_EXERCISE BRIEF_
Output every line below without omitting or altering anything.

[Stored data]
:::

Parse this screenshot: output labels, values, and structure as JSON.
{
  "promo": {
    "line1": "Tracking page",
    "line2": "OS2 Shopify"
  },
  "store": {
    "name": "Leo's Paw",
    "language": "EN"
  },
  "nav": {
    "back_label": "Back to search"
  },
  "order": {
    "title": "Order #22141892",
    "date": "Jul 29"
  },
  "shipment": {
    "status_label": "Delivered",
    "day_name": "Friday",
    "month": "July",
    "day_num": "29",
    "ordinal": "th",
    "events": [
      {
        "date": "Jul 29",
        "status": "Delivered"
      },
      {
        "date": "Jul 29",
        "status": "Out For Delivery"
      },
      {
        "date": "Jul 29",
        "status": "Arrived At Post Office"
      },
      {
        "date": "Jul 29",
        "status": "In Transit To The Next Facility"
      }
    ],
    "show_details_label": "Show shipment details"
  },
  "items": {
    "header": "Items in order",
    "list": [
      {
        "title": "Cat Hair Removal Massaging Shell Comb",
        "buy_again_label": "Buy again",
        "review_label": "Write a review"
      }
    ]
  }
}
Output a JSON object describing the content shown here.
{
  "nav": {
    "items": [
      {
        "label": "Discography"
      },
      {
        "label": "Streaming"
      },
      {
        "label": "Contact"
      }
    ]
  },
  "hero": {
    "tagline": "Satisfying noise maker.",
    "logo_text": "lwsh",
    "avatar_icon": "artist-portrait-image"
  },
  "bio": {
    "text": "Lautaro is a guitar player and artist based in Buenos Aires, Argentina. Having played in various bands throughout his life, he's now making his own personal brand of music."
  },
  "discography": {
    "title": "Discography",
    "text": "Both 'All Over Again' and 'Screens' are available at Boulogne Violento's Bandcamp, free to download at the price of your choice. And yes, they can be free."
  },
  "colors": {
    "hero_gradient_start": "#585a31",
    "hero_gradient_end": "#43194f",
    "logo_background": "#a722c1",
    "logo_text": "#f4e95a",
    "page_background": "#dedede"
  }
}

:::

_FINAL ANSWER_
Parse this screenshot: output labels, values, and structure as JSON.
{
  "promo": {
    "line1": "Tracking page",
    "line2": "OS2 Shopify"
  },
  "store": {
    "name": "Leo's Paw",
    "language": "EN"
  },
  "nav": {
    "back_label": "Back to search"
  },
  "order": {
    "title": "Order #22141892",
    "date": "Jul 29"
  },
  "shipment": {
    "status_label": "Delivered",
    "day_name": "Friday",
    "month": "July",
    "day_num": "29",
    "ordinal": "th",
    "events": [
      {
        "date": "Jul 29",
        "status": "Delivered"
      },
      {
        "date": "Jul 29",
        "status": "Out For Delivery"
      },
      {
        "date": "Jul 29",
        "status": "Arrived At Post Office"
      },
      {
        "date": "Jul 29",
        "status": "In Transit To The Next Facility"
      }
    ],
    "show_details_label": "Show shipment details"
  },
  "items": {
    "header": "Items in order",
    "list": [
      {
        "title": "Cat Hair Removal Massaging Shell Comb",
        "buy_again_label": "Buy again",
        "review_label": "Write a review"
      }
    ]
  }
}
Output a JSON object describing the content shown here.
{
  "nav": {
    "items": [
      {
        "label": "Discography"
      },
      {
        "label": "Streaming"
      },
      {
        "label": "Contact"
      }
    ]
  },
  "hero": {
    "tagline": "Satisfying noise maker.",
    "logo_text": "lwsh",
    "avatar_icon": "artist-portrait-image"
  },
  "bio": {
    "text": "Lautaro is a guitar player and artist based in Buenos Aires, Argentina. Having played in various bands throughout his life, he's now making his own personal brand of music."
  },
  "discography": {
    "title": "Discography",
    "text": "Both 'All Over Again' and 'Screens' are available at Boulogne Violento's Bandcamp, free to download at the price of your choice. And yes, they can be free."
  },
  "colors": {
    "hero_gradient_start": "#585a31",
    "hero_gradient_end": "#43194f",
    "logo_background": "#a722c1",
    "logo_text": "#f4e95a",
    "page_background": "#dedede"
  }
}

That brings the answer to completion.